The Bank of Canada will raise rates as early as the third quarter of next year, at least three months earlier than previously expected, according to economists polled by Reuters who see a risk that the increase could come even sooner.
Just last month economists were almost evenly split on the risk of higher rates; now nearly all are saying sooner rather than later.
That shift in view, based on intensifying inflation pressures – owing to global supply chain bottlenecks, labour shortages and rising energy costs – is increasingly shared by forecasters around the world.
“With inflation pressures continuing to build globally, Canada’s activity story looking robust, and with the jobs market strengthening more quickly than in most other countries, the odds are increasingly stacked in favour of earlier and more aggressive policy tightening next year,” said James Knightley, chief international economist at ING.
That view is in line with the central bank’s latest Business Outlook Survey, which reported firms anticipating stronger demand as the COVID-19 pandemic fades, but supply constraints threatening to limit sales and raise costs.
Canada’s inflation rate accelerated to an 18-year high of 4.4% last month, driven by high gas prices, soaring housing costs and rising food prices, putting pressure on the BoC to consider hiking rates before long.
While the median view of economists in an Oct. 18-22 poll showed the BoC would keep rates unchanged at 0.25% through the first half of next year, rates are expected to rise by 25 basis points to 0.50% in the third quarter.
Financial market traders are pricing in the first hike as early as April.
Forecasts from economists on whether rates will go up in Q3 were on a knife’s edge. But the risk to their expectations was clear: 90% of respondents, or 18 of 20, said a BoC move would come earlier rather than later.
Based on a smaller sample of respondents, the BoC was then forecast to hike in the first quarter of 2023 to 0.75% and end the year at 1.25%.
If the poll is correct, the BoC will notably diverge from the U.S. Federal Reserve, which is expected to keep rates unchanged through the end of next year.

(Provided records)
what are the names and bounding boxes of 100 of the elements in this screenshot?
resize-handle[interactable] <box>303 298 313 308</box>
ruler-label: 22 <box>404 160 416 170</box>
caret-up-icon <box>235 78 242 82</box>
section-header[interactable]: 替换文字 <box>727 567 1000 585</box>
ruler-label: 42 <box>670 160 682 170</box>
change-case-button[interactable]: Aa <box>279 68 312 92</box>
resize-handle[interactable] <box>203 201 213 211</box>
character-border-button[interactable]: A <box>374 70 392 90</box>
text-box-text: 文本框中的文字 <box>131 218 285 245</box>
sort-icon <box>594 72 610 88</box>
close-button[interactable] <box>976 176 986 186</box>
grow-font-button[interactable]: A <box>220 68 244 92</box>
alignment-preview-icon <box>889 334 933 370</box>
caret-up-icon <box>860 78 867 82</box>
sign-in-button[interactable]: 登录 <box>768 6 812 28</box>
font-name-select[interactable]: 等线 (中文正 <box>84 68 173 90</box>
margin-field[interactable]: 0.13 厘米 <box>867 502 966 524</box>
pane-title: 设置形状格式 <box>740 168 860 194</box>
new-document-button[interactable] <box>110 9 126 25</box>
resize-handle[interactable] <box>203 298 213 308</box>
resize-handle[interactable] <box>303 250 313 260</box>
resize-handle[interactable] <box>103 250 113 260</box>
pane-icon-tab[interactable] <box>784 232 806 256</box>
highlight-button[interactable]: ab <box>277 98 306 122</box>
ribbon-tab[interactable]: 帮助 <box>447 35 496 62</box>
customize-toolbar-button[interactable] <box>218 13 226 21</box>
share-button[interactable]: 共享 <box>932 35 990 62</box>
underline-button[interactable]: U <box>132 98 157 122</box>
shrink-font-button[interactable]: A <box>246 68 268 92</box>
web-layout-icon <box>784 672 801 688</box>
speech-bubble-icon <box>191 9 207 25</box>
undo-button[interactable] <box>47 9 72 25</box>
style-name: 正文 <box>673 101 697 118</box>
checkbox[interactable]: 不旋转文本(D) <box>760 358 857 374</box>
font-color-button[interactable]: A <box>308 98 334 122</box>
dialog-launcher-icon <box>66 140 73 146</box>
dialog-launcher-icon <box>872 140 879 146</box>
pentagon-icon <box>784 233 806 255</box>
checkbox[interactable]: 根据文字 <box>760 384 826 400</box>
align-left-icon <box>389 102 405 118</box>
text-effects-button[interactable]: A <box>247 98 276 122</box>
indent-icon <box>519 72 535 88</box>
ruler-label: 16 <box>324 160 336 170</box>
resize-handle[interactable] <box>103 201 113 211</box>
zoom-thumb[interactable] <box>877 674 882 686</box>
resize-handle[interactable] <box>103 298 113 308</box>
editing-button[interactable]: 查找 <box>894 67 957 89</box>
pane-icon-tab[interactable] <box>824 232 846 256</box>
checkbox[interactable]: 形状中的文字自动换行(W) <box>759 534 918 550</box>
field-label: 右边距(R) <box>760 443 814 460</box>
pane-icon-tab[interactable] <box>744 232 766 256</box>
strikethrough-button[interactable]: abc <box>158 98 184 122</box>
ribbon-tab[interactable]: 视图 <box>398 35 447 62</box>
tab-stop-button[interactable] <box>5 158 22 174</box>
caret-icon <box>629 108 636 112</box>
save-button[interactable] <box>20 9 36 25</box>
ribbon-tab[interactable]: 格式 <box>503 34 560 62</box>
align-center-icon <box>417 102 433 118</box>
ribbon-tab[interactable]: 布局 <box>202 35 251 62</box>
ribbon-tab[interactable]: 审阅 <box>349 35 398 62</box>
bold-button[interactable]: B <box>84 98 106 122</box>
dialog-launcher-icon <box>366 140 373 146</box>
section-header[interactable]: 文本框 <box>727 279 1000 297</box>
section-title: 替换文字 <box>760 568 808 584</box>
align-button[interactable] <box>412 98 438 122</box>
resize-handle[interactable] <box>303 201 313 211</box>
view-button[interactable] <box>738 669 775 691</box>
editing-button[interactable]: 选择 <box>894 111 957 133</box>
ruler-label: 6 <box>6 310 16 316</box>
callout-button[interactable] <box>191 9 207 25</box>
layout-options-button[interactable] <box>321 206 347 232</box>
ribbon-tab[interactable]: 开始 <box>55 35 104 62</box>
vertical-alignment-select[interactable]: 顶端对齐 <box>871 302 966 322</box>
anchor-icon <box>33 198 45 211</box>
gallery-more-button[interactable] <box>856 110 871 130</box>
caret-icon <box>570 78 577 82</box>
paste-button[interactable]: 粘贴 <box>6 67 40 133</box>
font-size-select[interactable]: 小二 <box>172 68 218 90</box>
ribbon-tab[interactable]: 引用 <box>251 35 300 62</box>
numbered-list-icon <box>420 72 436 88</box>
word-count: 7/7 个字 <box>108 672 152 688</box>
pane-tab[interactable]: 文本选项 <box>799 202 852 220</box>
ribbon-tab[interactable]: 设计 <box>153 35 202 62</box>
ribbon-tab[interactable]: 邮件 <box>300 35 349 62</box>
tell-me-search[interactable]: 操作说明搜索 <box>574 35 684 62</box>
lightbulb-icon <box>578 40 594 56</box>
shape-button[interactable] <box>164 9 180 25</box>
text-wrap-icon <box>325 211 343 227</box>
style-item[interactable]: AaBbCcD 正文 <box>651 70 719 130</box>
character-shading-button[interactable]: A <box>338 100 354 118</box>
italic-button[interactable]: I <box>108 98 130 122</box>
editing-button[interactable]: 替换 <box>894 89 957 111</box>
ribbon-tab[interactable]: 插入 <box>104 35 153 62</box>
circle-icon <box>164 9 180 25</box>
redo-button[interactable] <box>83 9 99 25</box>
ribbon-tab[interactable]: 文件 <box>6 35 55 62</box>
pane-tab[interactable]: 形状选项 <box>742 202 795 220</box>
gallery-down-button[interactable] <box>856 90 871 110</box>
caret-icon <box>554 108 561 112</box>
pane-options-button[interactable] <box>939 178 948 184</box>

(Task list)
(1) Rewrite the Bank of Canada rate article between "Forecasts from economists" and "year at 1.25%.", inclusive, replacing "respondents" with "economists surveyed".
(2) List every policy interest rate level, as a percentage, that the Bank of Canada rate article gives.
(3) Carry on writing the Bank of Canada rate article from its last sentence.

(Responses)
(1)
Forecasts from economists on whether rates will go up in Q3 were on a knife’s edge. But the risk to their expectations was clear: 90% of economists surveyed, or 18 of 20, said a BoC move would come earlier rather than later.
Based on a smaller sample of economists surveyed, the BoC was then forecast to hike in the first quarter of 2023 to 0.75% and end the year at 1.25%.

(2)
0.25%
0.50%
0.75%
1.25%

(3)
“The big difference between the two countries is (that) in Canada employment is now back to the pre-pandemic level, whereas in the U.S., it’s not,” said Stephen Brown, senior Canada economist at Capital Economics.
Inflation was expected to remain above the central bank’s target and to rise to 4.1% this quarter, up from 3.1% predicted three months back. It was then predicted to ease, averaging between 2.2% and 3.7% in each quarter next year. But next year’s 2.5% average forecast is up from 2.2% predicted in July.
“The second wave of inflation in 2022 will be much more interesting, where we will see some increasing wages alongside demand coming from people spending money,” said Benjamin Tal, deputy chief economist at CIBC Capital Markets.
“That semi-normal to me would be the more risky inflation because it will be demand-driven, and if that’s the case, you would love to see the Bank of Canada and the Fed reacting to it,” said Tal, who expects both central banks to raise rates in the second half of 2022.
Growth was expected to take a hit this year. The export-driven economy would grow on average 5.0% this year, a sharp downgrade from 6.2% predicted three months back. For next year, it was expected to grow 4.0%, unchanged from the previous poll.
The BoC will also taper its asset purchase programme by C$1 billon from its current C$2 billion at its Oct. 27 meeting, the poll showed.